::: DATA FOR THIS EXERCISE :::
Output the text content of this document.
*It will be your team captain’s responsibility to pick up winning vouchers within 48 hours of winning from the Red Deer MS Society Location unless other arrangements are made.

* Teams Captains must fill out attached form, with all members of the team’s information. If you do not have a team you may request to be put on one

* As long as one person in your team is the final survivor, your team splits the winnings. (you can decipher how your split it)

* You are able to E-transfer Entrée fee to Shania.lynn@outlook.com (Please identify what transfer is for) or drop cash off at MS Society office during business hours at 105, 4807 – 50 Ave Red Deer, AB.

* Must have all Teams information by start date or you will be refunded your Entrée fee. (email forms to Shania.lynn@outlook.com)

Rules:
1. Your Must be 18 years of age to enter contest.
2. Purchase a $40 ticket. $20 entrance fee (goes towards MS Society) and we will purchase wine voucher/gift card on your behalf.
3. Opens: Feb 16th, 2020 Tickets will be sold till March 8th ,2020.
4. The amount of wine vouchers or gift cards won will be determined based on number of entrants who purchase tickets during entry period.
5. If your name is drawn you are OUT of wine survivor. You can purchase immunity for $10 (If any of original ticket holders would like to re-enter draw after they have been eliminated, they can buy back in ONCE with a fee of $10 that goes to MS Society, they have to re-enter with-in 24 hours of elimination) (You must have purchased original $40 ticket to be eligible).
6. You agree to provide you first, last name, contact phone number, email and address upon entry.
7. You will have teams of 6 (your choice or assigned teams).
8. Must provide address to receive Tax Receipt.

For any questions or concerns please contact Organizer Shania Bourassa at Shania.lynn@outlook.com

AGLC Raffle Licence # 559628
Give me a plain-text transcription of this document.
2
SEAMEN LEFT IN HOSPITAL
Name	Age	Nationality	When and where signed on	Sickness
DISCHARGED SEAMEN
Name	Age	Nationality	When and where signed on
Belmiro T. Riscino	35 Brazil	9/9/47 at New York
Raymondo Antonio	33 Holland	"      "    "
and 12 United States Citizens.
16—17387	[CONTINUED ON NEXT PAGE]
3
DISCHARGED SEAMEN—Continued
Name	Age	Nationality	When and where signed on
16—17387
:::
**WHAT YOU ARE ASKED TO DO**
Check every line in the material above for the string "Entrée", then give only the number of lines that have it.

**REPLY TO THE TASK**
2